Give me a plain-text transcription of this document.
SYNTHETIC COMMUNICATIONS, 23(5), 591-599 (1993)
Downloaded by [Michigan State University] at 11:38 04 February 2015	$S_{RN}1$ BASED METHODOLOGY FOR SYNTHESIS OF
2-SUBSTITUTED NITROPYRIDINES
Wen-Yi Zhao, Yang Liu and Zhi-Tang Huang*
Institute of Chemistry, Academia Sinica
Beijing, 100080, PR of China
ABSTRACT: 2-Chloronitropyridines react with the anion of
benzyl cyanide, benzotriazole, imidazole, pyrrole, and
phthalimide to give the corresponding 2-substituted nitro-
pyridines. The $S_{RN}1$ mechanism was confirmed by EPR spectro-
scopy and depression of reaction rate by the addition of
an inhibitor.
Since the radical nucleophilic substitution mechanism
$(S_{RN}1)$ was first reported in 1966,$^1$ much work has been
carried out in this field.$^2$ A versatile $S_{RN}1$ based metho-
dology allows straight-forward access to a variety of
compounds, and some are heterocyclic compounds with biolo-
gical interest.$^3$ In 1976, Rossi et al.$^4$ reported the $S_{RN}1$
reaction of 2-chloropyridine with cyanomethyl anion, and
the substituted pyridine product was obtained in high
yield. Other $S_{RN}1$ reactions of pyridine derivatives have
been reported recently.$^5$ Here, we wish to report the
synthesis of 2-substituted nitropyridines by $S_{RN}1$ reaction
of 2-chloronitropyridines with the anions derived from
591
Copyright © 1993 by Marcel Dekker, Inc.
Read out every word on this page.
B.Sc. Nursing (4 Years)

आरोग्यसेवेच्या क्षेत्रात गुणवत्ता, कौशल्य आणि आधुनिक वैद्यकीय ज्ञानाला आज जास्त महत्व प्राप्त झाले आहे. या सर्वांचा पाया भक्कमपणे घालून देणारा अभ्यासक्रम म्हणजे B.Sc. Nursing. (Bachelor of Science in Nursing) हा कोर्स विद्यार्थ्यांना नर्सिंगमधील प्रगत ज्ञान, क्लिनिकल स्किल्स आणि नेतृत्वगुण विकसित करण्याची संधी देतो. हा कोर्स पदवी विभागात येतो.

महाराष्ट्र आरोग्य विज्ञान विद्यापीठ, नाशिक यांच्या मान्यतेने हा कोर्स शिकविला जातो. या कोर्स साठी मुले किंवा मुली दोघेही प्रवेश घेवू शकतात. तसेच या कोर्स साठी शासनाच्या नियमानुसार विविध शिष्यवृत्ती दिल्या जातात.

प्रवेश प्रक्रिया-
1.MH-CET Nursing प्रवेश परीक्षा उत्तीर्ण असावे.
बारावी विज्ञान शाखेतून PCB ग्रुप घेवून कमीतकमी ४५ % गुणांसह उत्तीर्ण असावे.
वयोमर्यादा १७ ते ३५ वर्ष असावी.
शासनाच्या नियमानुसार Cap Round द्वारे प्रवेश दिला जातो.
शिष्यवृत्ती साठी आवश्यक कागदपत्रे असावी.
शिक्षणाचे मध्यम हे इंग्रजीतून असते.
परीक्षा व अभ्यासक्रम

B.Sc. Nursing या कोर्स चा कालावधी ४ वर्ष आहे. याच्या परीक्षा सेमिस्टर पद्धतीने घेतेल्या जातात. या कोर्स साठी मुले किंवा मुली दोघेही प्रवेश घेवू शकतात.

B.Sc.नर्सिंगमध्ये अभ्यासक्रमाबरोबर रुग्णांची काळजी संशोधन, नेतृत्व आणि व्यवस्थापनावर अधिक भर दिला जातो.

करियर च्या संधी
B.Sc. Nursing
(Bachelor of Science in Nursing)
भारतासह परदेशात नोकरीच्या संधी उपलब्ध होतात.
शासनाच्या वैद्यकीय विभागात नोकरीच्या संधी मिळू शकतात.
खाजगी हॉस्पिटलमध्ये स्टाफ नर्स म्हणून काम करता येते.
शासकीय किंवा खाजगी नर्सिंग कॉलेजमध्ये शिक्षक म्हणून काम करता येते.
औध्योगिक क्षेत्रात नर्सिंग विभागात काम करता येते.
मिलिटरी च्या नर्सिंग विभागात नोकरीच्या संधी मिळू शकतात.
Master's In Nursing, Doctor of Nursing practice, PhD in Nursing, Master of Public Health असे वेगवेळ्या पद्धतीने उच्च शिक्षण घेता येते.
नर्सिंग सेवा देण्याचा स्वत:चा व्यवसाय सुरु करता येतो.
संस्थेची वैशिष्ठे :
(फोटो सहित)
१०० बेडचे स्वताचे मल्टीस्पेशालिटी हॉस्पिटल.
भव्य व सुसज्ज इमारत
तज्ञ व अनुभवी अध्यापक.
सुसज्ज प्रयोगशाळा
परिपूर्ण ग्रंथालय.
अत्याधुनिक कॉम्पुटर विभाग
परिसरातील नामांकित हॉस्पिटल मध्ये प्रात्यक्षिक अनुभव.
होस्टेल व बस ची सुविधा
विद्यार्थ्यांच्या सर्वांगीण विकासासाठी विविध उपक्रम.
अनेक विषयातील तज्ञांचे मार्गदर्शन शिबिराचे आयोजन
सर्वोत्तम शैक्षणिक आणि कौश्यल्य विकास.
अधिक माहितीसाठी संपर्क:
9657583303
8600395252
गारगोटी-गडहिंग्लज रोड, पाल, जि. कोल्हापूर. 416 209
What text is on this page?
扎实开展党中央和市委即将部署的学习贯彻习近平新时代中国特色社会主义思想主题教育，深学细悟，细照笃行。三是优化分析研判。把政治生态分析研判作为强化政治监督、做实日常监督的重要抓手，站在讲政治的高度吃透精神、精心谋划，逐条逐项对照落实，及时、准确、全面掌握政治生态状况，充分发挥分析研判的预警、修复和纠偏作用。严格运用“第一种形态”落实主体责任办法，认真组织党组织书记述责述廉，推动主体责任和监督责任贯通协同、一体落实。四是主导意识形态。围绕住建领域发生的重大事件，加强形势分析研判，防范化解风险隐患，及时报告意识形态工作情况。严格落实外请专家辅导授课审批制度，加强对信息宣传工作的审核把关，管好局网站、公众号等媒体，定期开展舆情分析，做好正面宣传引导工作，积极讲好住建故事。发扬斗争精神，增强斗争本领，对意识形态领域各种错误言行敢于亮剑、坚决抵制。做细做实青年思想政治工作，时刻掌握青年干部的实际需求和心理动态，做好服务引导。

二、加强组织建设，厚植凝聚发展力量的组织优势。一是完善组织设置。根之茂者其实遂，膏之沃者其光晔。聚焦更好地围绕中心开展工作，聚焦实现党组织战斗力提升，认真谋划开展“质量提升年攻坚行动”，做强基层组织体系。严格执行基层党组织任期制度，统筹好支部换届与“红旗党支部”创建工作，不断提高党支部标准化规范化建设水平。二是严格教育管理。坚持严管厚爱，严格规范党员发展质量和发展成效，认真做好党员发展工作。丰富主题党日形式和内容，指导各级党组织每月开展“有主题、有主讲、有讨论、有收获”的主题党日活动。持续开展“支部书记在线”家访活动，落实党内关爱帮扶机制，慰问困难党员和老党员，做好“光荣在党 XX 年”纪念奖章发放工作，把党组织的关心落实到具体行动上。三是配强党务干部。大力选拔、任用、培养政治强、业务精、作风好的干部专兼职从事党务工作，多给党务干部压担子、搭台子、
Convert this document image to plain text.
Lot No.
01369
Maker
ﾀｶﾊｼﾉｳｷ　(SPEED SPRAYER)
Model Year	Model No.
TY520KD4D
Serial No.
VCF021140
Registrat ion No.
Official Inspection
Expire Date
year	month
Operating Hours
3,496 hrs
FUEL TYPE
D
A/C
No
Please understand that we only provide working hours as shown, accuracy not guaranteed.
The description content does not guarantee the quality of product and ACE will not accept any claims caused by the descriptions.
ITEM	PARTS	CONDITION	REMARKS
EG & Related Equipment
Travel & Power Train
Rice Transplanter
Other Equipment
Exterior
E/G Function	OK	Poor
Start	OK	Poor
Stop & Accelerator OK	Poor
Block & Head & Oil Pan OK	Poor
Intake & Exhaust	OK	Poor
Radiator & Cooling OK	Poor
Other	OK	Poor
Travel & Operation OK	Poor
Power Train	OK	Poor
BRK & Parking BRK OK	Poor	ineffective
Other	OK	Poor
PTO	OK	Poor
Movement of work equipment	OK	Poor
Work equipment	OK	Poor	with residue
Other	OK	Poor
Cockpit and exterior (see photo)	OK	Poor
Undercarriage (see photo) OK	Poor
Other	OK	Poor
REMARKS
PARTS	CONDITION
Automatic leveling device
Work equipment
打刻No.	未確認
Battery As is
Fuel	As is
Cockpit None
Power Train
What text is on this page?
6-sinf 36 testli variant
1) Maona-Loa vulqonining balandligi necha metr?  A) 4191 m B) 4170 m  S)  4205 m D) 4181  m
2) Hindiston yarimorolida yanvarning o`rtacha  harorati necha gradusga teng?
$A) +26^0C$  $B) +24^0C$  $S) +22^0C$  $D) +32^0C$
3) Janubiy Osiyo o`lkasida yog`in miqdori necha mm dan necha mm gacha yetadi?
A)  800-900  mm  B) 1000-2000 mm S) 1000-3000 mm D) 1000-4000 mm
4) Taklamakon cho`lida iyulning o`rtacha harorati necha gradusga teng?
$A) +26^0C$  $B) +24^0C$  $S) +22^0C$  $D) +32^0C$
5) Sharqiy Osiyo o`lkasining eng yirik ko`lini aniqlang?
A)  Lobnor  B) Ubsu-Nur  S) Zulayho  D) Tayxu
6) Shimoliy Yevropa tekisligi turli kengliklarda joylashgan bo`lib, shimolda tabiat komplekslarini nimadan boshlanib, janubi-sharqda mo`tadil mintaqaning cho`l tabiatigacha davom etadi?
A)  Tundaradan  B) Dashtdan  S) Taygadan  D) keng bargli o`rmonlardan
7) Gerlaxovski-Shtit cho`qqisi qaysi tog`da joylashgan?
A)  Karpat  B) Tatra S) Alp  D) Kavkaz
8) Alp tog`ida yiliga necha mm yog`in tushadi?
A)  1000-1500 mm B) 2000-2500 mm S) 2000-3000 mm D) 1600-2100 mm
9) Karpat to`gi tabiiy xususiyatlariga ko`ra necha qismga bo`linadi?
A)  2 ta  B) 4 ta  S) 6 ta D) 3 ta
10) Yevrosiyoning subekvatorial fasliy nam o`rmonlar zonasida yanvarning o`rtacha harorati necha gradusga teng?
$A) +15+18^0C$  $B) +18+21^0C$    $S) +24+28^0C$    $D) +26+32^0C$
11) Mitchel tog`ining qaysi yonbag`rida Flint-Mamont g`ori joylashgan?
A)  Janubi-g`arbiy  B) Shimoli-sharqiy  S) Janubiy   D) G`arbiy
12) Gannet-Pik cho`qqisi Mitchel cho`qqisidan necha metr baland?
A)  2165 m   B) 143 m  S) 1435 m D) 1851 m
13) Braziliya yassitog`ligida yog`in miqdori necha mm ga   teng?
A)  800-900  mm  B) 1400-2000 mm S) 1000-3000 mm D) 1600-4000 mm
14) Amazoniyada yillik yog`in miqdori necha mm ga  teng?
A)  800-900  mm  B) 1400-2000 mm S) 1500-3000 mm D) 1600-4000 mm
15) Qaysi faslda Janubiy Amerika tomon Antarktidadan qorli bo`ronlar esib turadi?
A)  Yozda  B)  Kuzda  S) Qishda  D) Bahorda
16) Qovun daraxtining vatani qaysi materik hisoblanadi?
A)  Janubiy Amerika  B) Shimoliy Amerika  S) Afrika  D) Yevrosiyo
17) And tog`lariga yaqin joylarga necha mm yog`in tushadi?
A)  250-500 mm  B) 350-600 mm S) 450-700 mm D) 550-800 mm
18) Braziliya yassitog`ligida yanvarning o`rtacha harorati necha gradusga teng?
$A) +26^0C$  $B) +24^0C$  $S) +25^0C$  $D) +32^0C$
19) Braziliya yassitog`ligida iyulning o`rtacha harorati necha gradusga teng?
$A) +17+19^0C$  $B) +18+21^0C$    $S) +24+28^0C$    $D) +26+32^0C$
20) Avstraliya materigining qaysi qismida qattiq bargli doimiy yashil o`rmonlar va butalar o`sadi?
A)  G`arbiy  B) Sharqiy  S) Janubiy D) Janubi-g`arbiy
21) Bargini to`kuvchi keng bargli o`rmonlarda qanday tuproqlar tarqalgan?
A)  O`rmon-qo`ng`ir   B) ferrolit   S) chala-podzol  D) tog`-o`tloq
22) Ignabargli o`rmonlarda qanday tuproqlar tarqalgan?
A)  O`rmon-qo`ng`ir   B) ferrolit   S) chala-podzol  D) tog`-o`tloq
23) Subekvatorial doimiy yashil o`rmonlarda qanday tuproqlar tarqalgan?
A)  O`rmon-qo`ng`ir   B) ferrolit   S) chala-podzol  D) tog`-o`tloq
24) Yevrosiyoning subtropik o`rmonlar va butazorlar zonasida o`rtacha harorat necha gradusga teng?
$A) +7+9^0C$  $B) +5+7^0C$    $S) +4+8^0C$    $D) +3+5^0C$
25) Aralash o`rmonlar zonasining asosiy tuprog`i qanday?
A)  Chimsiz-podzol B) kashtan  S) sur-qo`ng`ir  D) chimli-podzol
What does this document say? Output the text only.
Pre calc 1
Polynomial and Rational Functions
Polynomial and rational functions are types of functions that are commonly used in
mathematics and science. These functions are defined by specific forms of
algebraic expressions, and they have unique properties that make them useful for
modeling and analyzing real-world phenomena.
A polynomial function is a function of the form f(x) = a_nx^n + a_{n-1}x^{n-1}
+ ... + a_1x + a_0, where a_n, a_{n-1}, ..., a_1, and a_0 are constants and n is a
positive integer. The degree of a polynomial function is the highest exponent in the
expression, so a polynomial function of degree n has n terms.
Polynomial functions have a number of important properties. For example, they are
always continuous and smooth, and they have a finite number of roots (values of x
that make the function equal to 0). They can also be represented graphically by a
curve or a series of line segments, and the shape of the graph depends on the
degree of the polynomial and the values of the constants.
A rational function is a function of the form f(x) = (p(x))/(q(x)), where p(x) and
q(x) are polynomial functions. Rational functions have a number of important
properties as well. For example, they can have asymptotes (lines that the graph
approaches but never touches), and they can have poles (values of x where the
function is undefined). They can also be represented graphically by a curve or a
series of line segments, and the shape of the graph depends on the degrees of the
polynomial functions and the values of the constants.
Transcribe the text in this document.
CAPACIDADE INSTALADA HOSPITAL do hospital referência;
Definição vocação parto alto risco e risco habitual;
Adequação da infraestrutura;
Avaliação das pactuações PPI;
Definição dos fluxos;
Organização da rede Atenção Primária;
—————
### Instructions to follow
Write the lines out exactly, from the one with "Transcribe the text in this document." down to the last line of the listing, and leave out all others.

### Complete answer
Transcribe the text in this document.
CAPACIDADE INSTALADA HOSPITAL do hospital referência;
Definição vocação parto alto risco e risco habitual;
Adequação da infraestrutura;
Avaliação das pactuações PPI;
Definição dos fluxos;
Organização da rede Atenção Primária;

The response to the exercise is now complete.